▶ _Written problem_
Search the records below for the word "thống". Pull out each line that has it.

◇ ◇ ◇ ◇ ◇

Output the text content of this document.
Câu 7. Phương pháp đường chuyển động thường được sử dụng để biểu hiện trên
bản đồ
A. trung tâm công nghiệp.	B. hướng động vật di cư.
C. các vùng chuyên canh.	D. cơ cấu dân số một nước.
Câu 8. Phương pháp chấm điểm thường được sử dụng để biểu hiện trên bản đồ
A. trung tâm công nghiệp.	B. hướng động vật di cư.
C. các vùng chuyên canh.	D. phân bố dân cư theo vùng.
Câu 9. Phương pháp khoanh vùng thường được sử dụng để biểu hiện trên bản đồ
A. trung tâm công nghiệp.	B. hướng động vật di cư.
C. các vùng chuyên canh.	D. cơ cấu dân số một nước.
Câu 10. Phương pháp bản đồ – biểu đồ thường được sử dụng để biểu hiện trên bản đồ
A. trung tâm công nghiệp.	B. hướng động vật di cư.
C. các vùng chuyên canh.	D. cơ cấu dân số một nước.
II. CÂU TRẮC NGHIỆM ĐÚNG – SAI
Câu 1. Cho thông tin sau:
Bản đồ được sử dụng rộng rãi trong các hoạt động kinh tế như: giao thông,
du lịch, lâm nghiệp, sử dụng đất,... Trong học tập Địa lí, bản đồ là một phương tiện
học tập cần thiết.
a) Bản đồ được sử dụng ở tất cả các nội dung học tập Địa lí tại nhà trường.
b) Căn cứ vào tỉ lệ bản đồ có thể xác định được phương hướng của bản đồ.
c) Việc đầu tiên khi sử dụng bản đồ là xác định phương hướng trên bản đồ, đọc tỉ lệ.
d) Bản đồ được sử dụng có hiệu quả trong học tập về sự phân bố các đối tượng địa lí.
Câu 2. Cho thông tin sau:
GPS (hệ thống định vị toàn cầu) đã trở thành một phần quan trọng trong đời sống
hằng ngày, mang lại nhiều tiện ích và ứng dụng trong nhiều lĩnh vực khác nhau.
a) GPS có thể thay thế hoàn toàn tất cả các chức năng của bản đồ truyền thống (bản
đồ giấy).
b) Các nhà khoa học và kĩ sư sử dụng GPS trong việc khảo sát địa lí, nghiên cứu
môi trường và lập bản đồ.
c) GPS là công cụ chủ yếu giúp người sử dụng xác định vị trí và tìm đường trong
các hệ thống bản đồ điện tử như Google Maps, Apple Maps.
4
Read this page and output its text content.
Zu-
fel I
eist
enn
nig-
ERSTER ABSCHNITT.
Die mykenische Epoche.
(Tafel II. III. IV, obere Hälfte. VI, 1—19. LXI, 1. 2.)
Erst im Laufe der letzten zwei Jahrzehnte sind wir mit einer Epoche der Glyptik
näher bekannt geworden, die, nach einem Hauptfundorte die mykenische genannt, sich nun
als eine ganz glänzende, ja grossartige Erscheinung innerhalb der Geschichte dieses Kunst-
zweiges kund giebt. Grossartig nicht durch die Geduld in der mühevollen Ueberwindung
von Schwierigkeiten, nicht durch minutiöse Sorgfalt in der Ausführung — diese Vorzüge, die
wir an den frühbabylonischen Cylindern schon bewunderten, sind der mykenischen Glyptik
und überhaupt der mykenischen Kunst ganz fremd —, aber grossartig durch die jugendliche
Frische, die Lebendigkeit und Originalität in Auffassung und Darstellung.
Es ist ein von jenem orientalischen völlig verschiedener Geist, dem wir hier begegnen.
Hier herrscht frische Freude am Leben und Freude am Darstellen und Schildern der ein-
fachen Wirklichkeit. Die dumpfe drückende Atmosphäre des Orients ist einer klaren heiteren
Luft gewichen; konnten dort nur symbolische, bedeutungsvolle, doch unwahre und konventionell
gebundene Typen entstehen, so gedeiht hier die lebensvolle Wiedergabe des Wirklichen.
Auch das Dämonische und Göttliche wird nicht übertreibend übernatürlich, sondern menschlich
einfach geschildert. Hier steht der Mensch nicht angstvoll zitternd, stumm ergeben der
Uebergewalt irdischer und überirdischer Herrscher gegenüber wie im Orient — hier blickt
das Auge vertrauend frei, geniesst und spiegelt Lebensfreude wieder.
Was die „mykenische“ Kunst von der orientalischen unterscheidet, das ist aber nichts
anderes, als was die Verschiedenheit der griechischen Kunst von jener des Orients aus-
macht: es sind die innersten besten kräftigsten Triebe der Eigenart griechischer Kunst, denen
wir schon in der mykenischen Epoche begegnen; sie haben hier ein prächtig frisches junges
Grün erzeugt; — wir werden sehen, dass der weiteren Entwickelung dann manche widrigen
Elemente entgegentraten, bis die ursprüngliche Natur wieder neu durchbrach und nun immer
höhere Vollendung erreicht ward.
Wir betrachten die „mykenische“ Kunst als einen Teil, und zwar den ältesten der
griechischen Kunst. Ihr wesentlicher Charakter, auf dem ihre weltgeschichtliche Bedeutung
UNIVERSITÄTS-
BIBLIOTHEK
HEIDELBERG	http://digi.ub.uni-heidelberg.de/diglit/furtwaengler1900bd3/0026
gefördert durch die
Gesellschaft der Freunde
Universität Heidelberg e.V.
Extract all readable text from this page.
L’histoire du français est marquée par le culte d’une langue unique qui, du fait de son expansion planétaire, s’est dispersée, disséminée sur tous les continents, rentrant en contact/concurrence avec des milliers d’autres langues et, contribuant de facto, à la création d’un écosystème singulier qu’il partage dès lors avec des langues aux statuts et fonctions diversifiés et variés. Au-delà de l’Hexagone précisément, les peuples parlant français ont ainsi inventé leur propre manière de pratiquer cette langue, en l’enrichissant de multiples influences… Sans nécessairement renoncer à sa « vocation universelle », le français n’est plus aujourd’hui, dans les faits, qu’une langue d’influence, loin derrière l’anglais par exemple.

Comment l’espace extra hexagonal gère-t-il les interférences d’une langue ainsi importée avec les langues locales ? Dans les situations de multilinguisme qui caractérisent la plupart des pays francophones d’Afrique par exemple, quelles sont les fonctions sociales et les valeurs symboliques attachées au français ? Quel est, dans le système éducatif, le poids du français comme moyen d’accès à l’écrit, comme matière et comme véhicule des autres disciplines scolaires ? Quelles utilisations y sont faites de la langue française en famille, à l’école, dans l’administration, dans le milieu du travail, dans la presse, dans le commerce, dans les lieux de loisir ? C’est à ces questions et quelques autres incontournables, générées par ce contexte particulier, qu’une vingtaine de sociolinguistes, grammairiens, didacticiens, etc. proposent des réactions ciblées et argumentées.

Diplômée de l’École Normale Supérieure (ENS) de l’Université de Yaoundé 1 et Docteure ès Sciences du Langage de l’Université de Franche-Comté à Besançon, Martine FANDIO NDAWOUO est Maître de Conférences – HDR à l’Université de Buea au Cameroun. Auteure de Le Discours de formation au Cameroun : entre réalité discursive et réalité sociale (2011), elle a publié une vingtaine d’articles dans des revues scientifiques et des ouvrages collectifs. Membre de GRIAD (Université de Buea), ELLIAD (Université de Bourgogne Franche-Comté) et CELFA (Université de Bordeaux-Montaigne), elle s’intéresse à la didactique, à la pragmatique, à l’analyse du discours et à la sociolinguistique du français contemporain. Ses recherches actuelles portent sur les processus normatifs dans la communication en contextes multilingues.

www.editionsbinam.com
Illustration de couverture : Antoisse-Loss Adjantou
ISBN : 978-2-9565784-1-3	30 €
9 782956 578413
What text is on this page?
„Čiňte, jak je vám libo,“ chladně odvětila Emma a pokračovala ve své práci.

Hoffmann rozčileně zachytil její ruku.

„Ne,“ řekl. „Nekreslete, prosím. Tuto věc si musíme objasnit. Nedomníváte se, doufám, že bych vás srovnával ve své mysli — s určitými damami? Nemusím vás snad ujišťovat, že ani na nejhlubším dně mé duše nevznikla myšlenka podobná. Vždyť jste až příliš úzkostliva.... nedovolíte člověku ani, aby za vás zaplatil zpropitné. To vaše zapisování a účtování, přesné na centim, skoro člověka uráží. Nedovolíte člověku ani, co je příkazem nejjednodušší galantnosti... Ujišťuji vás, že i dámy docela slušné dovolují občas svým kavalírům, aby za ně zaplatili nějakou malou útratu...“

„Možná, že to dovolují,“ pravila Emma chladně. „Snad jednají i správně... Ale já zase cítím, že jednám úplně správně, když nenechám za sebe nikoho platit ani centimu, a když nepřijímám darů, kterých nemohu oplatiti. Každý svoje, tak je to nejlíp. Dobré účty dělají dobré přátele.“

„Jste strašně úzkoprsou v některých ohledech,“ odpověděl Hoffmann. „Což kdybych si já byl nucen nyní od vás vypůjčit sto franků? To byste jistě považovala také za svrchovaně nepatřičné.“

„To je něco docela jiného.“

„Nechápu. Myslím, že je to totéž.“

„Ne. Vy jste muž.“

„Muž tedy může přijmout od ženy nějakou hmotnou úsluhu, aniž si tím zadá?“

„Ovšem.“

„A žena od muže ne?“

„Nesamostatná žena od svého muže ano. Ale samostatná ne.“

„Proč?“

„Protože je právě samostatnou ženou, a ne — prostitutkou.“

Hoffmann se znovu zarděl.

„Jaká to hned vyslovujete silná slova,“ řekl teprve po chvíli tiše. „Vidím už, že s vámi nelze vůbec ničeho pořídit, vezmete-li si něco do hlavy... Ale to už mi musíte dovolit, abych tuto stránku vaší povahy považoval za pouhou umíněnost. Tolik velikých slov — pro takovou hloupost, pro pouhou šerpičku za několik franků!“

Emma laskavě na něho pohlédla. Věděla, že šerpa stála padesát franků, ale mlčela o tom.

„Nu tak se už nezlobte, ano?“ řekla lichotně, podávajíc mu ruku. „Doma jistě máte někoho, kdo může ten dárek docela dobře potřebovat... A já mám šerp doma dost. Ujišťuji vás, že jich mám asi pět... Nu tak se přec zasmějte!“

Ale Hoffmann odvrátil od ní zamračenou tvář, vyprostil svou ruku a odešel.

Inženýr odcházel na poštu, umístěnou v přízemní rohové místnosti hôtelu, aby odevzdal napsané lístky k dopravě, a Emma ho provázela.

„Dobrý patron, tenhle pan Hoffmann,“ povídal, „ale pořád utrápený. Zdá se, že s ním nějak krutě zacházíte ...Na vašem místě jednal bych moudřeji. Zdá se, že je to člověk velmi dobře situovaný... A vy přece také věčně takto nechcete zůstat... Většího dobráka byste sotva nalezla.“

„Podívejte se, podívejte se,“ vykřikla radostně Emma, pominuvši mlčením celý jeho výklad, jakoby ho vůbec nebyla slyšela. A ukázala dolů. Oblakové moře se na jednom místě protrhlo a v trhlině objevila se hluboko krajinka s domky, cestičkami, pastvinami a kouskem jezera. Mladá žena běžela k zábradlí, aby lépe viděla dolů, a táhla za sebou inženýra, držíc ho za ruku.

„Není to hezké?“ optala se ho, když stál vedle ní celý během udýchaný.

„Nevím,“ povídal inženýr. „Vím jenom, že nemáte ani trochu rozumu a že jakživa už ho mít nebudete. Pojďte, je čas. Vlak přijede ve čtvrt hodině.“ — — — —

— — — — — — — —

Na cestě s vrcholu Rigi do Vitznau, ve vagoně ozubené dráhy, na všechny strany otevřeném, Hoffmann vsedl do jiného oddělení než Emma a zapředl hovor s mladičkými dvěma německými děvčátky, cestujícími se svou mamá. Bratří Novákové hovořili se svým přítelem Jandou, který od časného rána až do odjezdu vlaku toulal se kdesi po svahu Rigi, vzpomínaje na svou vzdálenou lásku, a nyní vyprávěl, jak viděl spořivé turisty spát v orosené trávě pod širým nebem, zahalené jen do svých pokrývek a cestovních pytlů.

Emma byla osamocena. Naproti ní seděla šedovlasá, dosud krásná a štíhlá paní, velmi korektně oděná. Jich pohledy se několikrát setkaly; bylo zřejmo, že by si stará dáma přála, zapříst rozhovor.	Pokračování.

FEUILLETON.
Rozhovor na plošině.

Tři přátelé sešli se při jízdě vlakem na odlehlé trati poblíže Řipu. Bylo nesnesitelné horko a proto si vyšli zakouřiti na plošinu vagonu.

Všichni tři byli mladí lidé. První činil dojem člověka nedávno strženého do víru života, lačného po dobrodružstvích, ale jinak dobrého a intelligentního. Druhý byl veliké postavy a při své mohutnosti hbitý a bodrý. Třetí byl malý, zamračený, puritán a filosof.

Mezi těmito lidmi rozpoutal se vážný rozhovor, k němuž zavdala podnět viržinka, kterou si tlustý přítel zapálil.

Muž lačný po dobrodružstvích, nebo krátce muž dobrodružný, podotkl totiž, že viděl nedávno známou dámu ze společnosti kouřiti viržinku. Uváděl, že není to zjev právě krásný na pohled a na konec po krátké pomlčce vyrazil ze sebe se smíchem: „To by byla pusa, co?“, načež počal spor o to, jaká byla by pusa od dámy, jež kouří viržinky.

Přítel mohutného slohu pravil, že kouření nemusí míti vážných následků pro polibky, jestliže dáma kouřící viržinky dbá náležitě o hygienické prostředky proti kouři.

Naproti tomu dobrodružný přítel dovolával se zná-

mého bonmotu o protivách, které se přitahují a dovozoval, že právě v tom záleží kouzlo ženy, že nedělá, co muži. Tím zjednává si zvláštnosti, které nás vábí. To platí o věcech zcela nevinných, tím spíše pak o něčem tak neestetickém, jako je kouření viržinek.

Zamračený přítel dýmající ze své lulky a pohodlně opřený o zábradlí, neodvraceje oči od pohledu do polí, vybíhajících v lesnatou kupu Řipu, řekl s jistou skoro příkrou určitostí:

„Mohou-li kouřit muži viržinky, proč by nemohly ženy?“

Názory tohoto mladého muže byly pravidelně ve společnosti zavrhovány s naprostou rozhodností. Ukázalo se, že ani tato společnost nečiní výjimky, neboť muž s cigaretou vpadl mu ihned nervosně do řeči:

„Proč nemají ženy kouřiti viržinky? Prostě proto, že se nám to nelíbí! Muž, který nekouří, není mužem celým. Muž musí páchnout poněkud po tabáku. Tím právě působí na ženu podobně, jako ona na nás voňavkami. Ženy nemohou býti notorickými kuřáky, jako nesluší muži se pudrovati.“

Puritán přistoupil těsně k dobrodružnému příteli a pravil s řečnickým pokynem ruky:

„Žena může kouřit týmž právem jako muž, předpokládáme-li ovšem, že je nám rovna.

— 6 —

◇ ◇ ◇ ◇ ◇

▶ _Correct answer_
GPS (hệ thống định vị toàn cầu) đã trở thành một phần quan trọng trong đời sống
a) GPS có thể thay thế hoàn toàn tất cả các chức năng của bản đồ truyền thống (bản
các hệ thống bản đồ điện tử như Google Maps, Apple Maps.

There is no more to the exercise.